Brief: Extract the text of each entry below exactly, leaving every image behind.

Given entries:
-------------------------

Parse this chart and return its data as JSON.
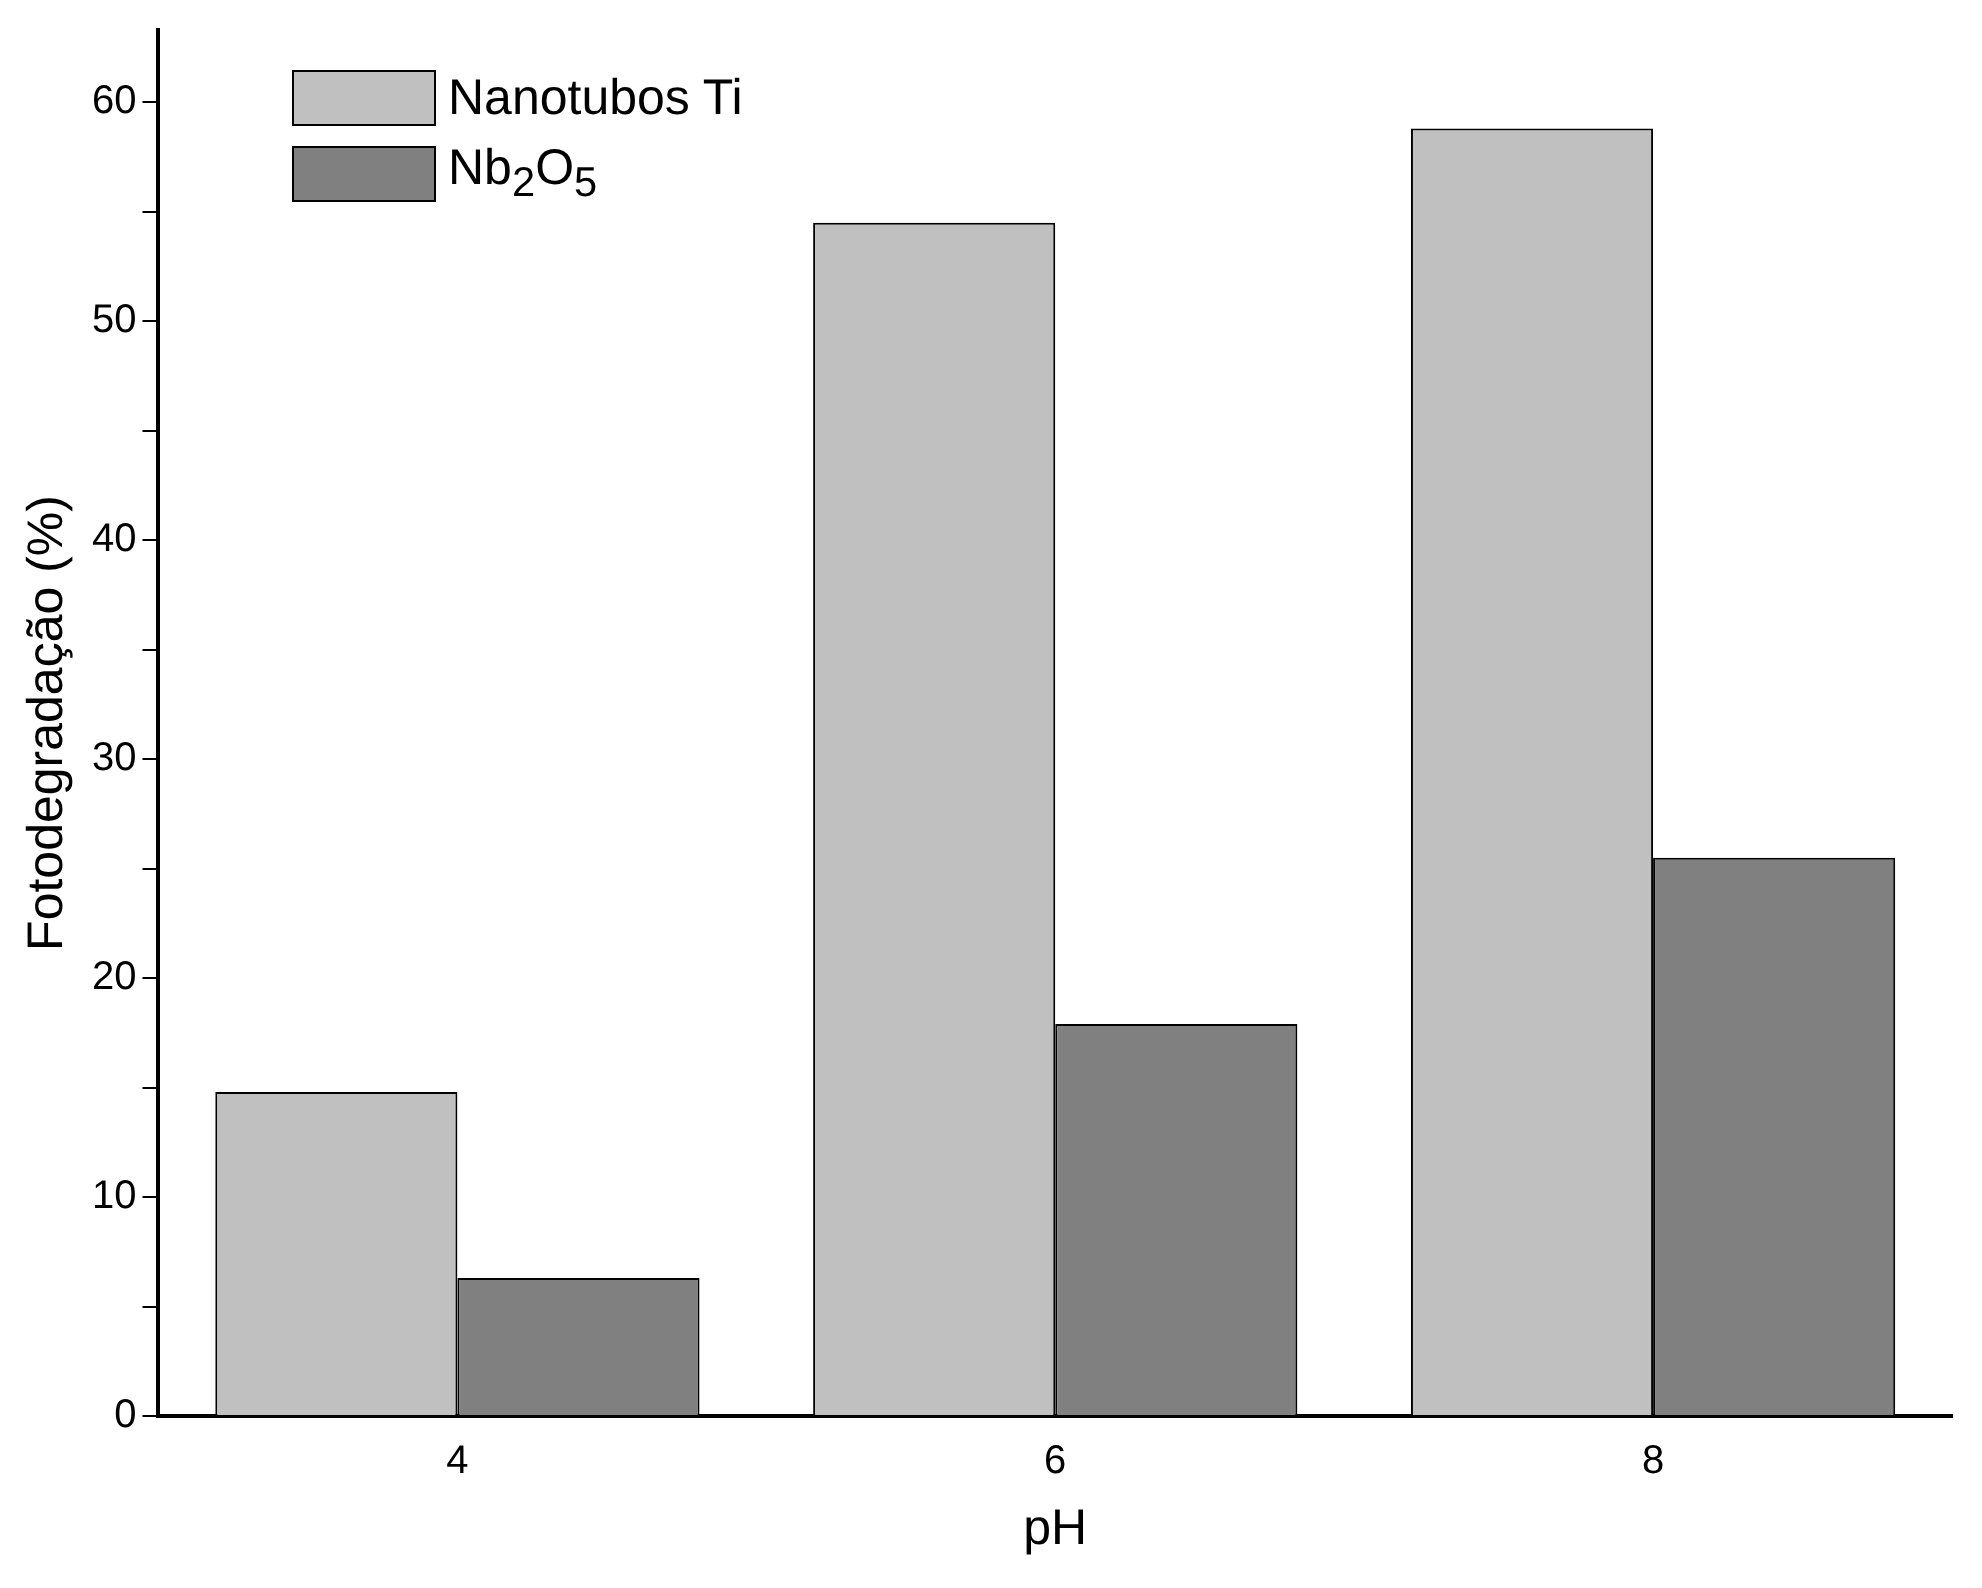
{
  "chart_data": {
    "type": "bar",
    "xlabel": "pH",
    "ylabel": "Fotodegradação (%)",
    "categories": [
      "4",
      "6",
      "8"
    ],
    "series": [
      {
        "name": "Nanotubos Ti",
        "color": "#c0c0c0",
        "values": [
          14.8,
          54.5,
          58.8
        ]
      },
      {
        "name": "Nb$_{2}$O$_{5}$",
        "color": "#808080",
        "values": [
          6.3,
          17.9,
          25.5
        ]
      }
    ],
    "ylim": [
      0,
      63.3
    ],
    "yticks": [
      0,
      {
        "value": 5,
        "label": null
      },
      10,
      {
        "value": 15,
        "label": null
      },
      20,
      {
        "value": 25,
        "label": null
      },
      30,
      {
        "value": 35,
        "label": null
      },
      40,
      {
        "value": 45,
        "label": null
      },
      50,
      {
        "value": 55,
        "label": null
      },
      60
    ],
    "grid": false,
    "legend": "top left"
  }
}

-------------------------

Exercise response:
Parse this chart and return its data as JSON.
{
  "chart_data": {
    "type": "bar",
    "xlabel": "pH",
    "ylabel": "Fotodegradação (%)",
    "categories": [
      "4",
      "6",
      "8"
    ],
    "series": [
      {
        "name": "Nanotubos Ti",
        "color": "#c0c0c0",
        "values": [
          14.8,
          54.5,
          58.8
        ]
      },
      {
        "name": "Nb$_{2}$O$_{5}$",
        "color": "#808080",
        "values": [
          6.3,
          17.9,
          25.5
        ]
      }
    ],
    "ylim": [
      0,
      63.3
    ],
    "yticks": [
      0,
      {
        "value": 5,
        "label": null
      },
      10,
      {
        "value": 15,
        "label": null
      },
      20,
      {
        "value": 25,
        "label": null
      },
      30,
      {
        "value": 35,
        "label": null
      },
      40,
      {
        "value": 45,
        "label": null
      },
      50,
      {
        "value": 55,
        "label": null
      },
      60
    ],
    "grid": false,
    "legend": "top left"
  }
}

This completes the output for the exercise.